Exercise aim: In the entries below, find the lines with the word "Idrottsutövare" and copy them.
>> begin Supplied information
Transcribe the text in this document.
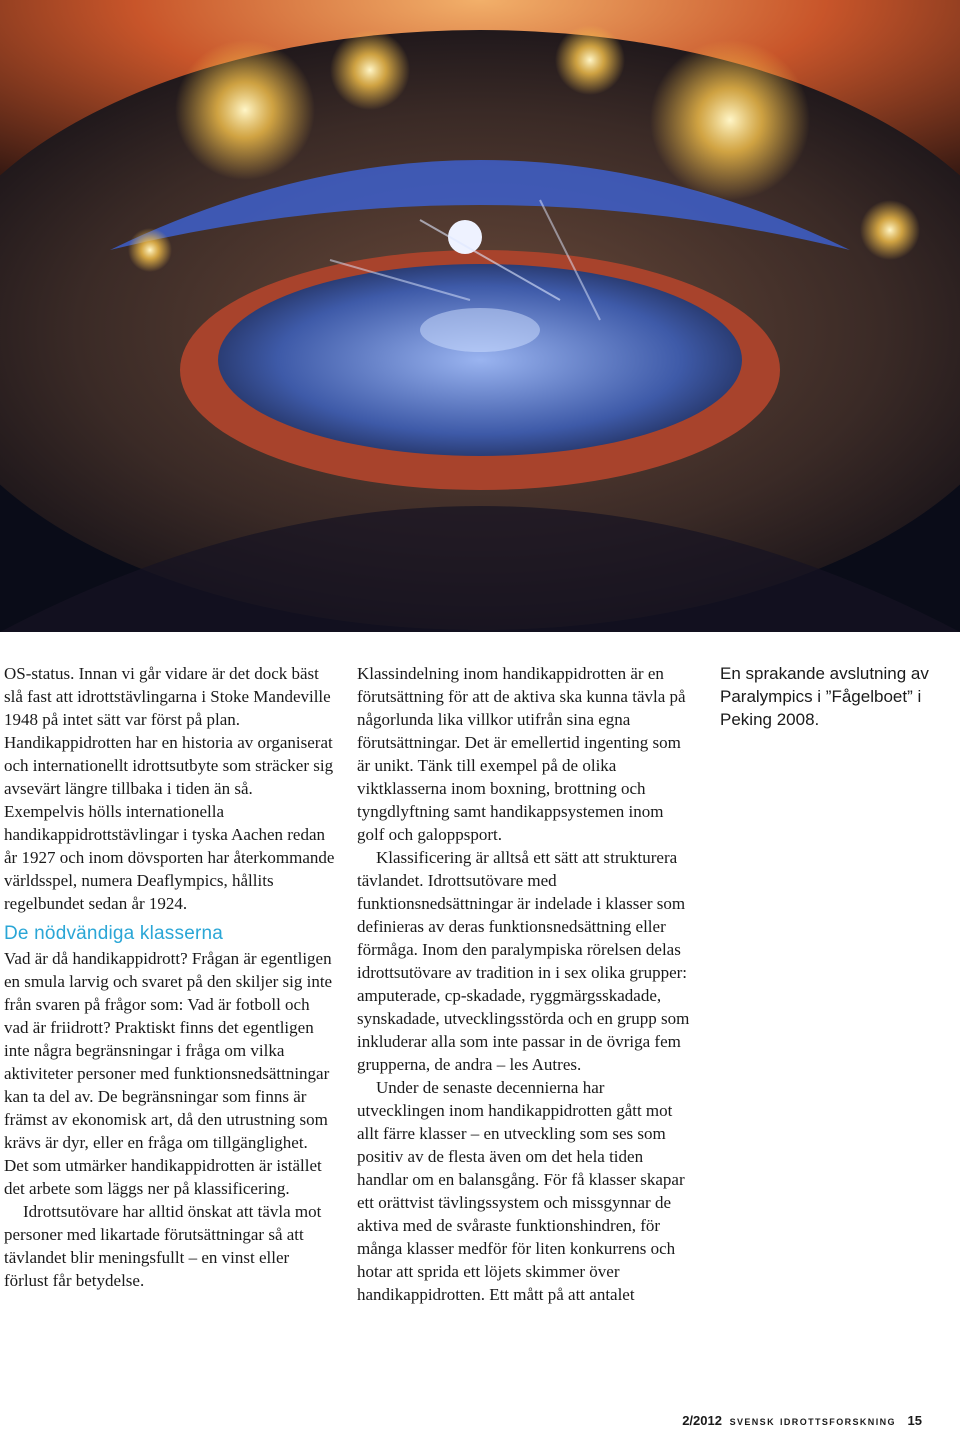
OS-status. Innan vi går vidare är det dock bäst slå fast att idrottstävlingarna i Stoke Mandeville 1948 på intet sätt var först på plan. Handikappidrotten har en historia av organiserat och internationellt idrottsutbyte som sträcker sig avsevärt längre tillbaka i tiden än så. Exempelvis hölls internationella handikappidrottstävlingar i tyska Aachen redan år 1927 och inom dövsporten har återkommande världsspel, numera Deaflympics, hållits regelbundet sedan år 1924.

De nödvändiga klasserna

Vad är då handikappidrott? Frågan är egentligen en smula larvig och svaret på den skiljer sig inte från svaren på frågor som: Vad är fotboll och vad är friidrott? Praktiskt finns det egentligen inte några begränsningar i fråga om vilka aktiviteter personer med funktionsnedsättningar kan ta del av. De begränsningar som finns är främst av ekonomisk art, då den utrustning som krävs är dyr, eller en fråga om tillgänglighet. Det som utmärker handikappidrotten är istället det arbete som läggs ner på klassificering.

Idrottsutövare har alltid önskat att tävla mot personer med likartade förutsättningar så att tävlandet blir meningsfullt – en vinst eller förlust får betydelse.

Klassindelning inom handikappidrotten är en förutsättning för att de aktiva ska kunna tävla på någorlunda lika villkor utifrån sina egna förutsättningar. Det är emellertid ingenting som är unikt. Tänk till exempel på de olika viktklasserna inom boxning, brottning och tyngdlyftning samt handikappsystemen inom golf och galoppsport.

Klassificering är alltså ett sätt att strukturera tävlandet. Idrottsutövare med funktionsnedsättningar är indelade i klasser som definieras av deras funktionsnedsättning eller förmåga. Inom den paralympiska rörelsen delas idrottsutövare av tradition in i sex olika grupper: amputerade, cp-skadade, ryggmärgsskadade, synskadade, utvecklingsstörda och en grupp som inkluderar alla som inte passar in de övriga fem grupperna, de andra – les Autres.

Under de senaste decennierna har utvecklingen inom handikappidrotten gått mot allt färre klasser – en utveckling som ses som positiv av de flesta även om det hela tiden handlar om en balansgång. För få klasser skapar ett orättvist tävlingssystem och missgynnar de aktiva med de svåraste funktionshindren, för många klasser medför för liten konkurrens och hotar att sprida ett löjets skimmer över handikappidrotten. Ett mått på att antalet

En sprakande avslutning av Paralympics i ”Fågelboet” i Peking 2008.

2/2012 svensk idrottsforskning 15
>> end Supplied information
Final result:
Idrottsutövare har alltid önskat att tävla mot personer med likartade förutsättningar så att tävlandet blir meningsfullt – en vinst eller förlust får betydelse.
Klassificering är alltså ett sätt att strukturera tävlandet. Idrottsutövare med funktionsnedsättningar är indelade i klasser som definieras av deras funktionsnedsättning eller förmåga. Inom den paralympiska rörelsen delas idrottsutövare av tradition in i sex olika grupper: amputerade, cp-skadade, ryggmärgsskadade, synskadade, utvecklingsstörda och en grupp som inkluderar alla som inte passar in de övriga fem grupperna, de andra – les Autres.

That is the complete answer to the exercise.